Stated exercise:
Give all the lines below again, exactly, with no pictures.

======== Supplied information ========

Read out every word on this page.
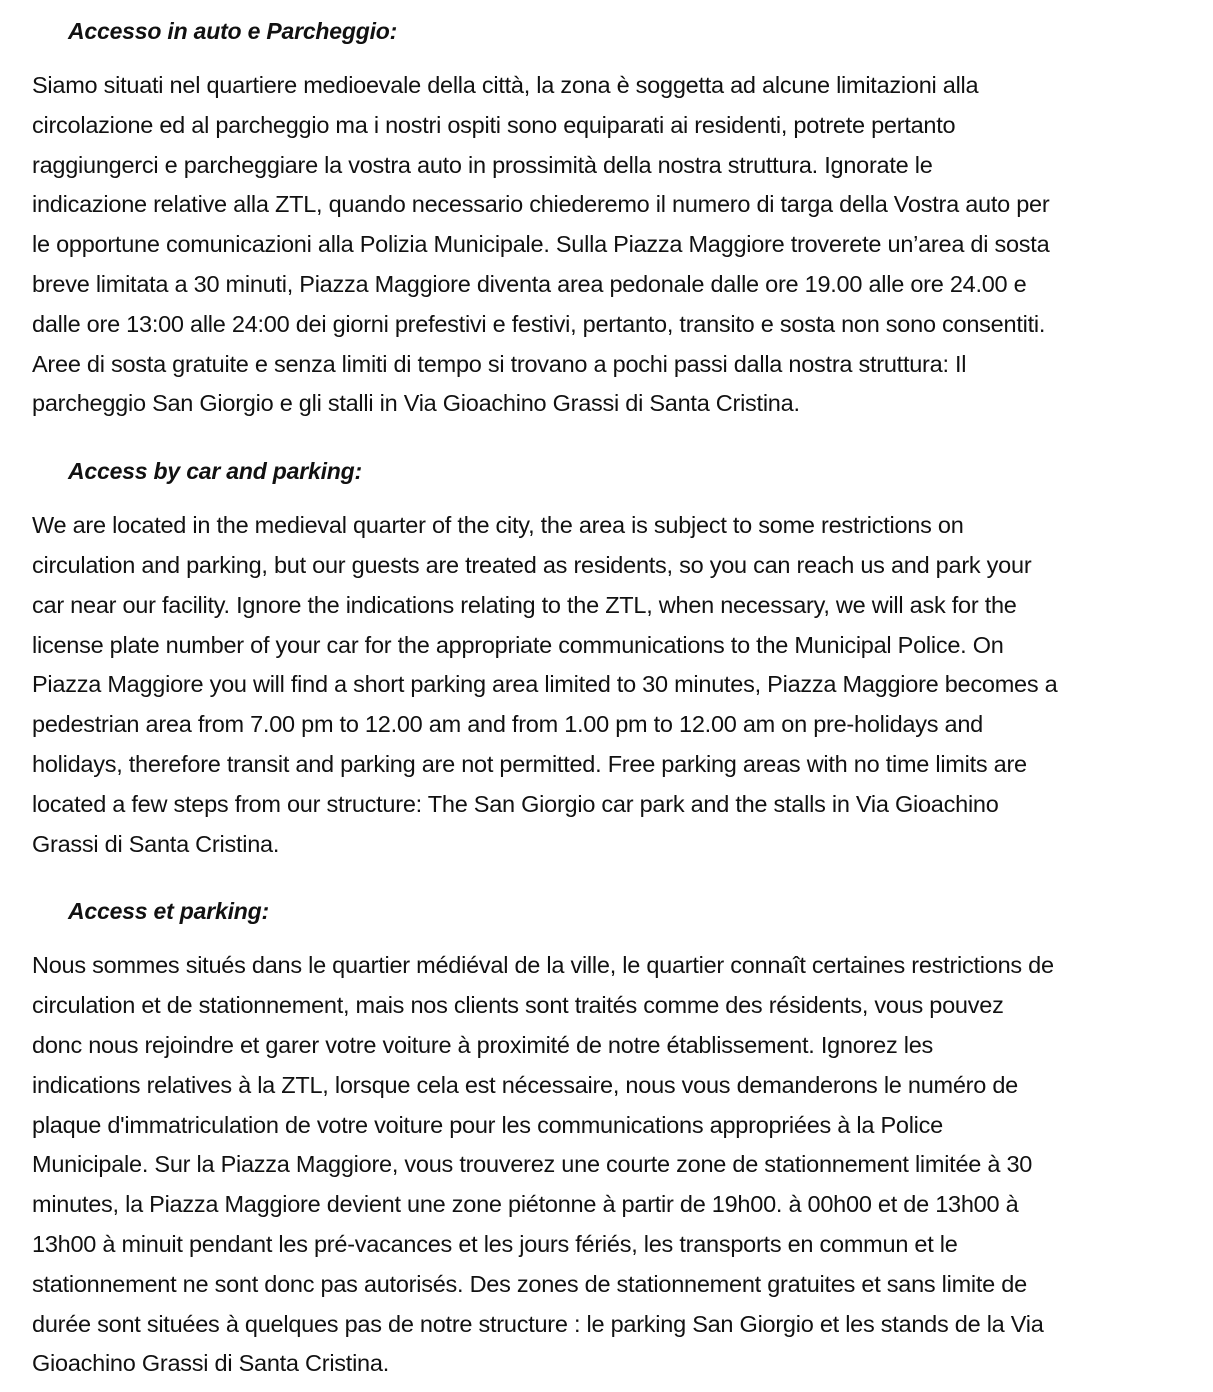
Accesso in auto e Parcheggio:
Siamo situati nel quartiere medioevale della città, la zona è soggetta ad alcune limitazioni alla
circolazione ed al parcheggio ma i nostri ospiti sono equiparati ai residenti, potrete pertanto
raggiungerci e parcheggiare la vostra auto in prossimità della nostra struttura. Ignorate le
indicazione relative alla ZTL, quando necessario chiederemo il numero di targa della Vostra auto per
le opportune comunicazioni alla Polizia Municipale. Sulla Piazza Maggiore troverete un’area di sosta
breve limitata a 30 minuti, Piazza Maggiore diventa area pedonale dalle ore 19.00 alle ore 24.00 e
dalle ore 13:00 alle 24:00 dei giorni prefestivi e festivi, pertanto, transito e sosta non sono consentiti.
Aree di sosta gratuite e senza limiti di tempo si trovano a pochi passi dalla nostra struttura: Il
parcheggio San Giorgio e gli stalli in Via Gioachino Grassi di Santa Cristina.
Access by car and parking:
We are located in the medieval quarter of the city, the area is subject to some restrictions on
circulation and parking, but our guests are treated as residents, so you can reach us and park your
car near our facility. Ignore the indications relating to the ZTL, when necessary, we will ask for the
license plate number of your car for the appropriate communications to the Municipal Police. On
Piazza Maggiore you will find a short parking area limited to 30 minutes, Piazza Maggiore becomes a
pedestrian area from 7.00 pm to 12.00 am and from 1.00 pm to 12.00 am on pre-holidays and
holidays, therefore transit and parking are not permitted. Free parking areas with no time limits are
located a few steps from our structure: The San Giorgio car park and the stalls in Via Gioachino
Grassi di Santa Cristina.
Access et parking:
Nous sommes situés dans le quartier médiéval de la ville, le quartier connaît certaines restrictions de
circulation et de stationnement, mais nos clients sont traités comme des résidents, vous pouvez
donc nous rejoindre et garer votre voiture à proximité de notre établissement. Ignorez les
indications relatives à la ZTL, lorsque cela est nécessaire, nous vous demanderons le numéro de
plaque d'immatriculation de votre voiture pour les communications appropriées à la Police
Municipale. Sur la Piazza Maggiore, vous trouverez une courte zone de stationnement limitée à 30
minutes, la Piazza Maggiore devient une zone piétonne à partir de 19h00. à 00h00 et de 13h00 à
13h00 à minuit pendant les pré-vacances et les jours fériés, les transports en commun et le
stationnement ne sont donc pas autorisés. Des zones de stationnement gratuites et sans limite de
durée sont situées à quelques pas de notre structure : le parking San Giorgio et les stands de la Via
Gioachino Grassi di Santa Cristina.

========

Exercise output:
Read out every word on this page.
Accesso in auto e Parcheggio:
Siamo situati nel quartiere medioevale della città, la zona è soggetta ad alcune limitazioni alla
circolazione ed al parcheggio ma i nostri ospiti sono equiparati ai residenti, potrete pertanto
raggiungerci e parcheggiare la vostra auto in prossimità della nostra struttura. Ignorate le
indicazione relative alla ZTL, quando necessario chiederemo il numero di targa della Vostra auto per
le opportune comunicazioni alla Polizia Municipale. Sulla Piazza Maggiore troverete un’area di sosta
breve limitata a 30 minuti, Piazza Maggiore diventa area pedonale dalle ore 19.00 alle ore 24.00 e
dalle ore 13:00 alle 24:00 dei giorni prefestivi e festivi, pertanto, transito e sosta non sono consentiti.
Aree di sosta gratuite e senza limiti di tempo si trovano a pochi passi dalla nostra struttura: Il
parcheggio San Giorgio e gli stalli in Via Gioachino Grassi di Santa Cristina.
Access by car and parking:
We are located in the medieval quarter of the city, the area is subject to some restrictions on
circulation and parking, but our guests are treated as residents, so you can reach us and park your
car near our facility. Ignore the indications relating to the ZTL, when necessary, we will ask for the
license plate number of your car for the appropriate communications to the Municipal Police. On
Piazza Maggiore you will find a short parking area limited to 30 minutes, Piazza Maggiore becomes a
pedestrian area from 7.00 pm to 12.00 am and from 1.00 pm to 12.00 am on pre-holidays and
holidays, therefore transit and parking are not permitted. Free parking areas with no time limits are
located a few steps from our structure: The San Giorgio car park and the stalls in Via Gioachino
Grassi di Santa Cristina.
Access et parking:
Nous sommes situés dans le quartier médiéval de la ville, le quartier connaît certaines restrictions de
circulation et de stationnement, mais nos clients sont traités comme des résidents, vous pouvez
donc nous rejoindre et garer votre voiture à proximité de notre établissement. Ignorez les
indications relatives à la ZTL, lorsque cela est nécessaire, nous vous demanderons le numéro de
plaque d'immatriculation de votre voiture pour les communications appropriées à la Police
Municipale. Sur la Piazza Maggiore, vous trouverez une courte zone de stationnement limitée à 30
minutes, la Piazza Maggiore devient une zone piétonne à partir de 19h00. à 00h00 et de 13h00 à
13h00 à minuit pendant les pré-vacances et les jours fériés, les transports en commun et le
stationnement ne sont donc pas autorisés. Des zones de stationnement gratuites et sans limite de
durée sont situées à quelques pas de notre structure : le parking San Giorgio et les stands de la Via
Gioachino Grassi di Santa Cristina.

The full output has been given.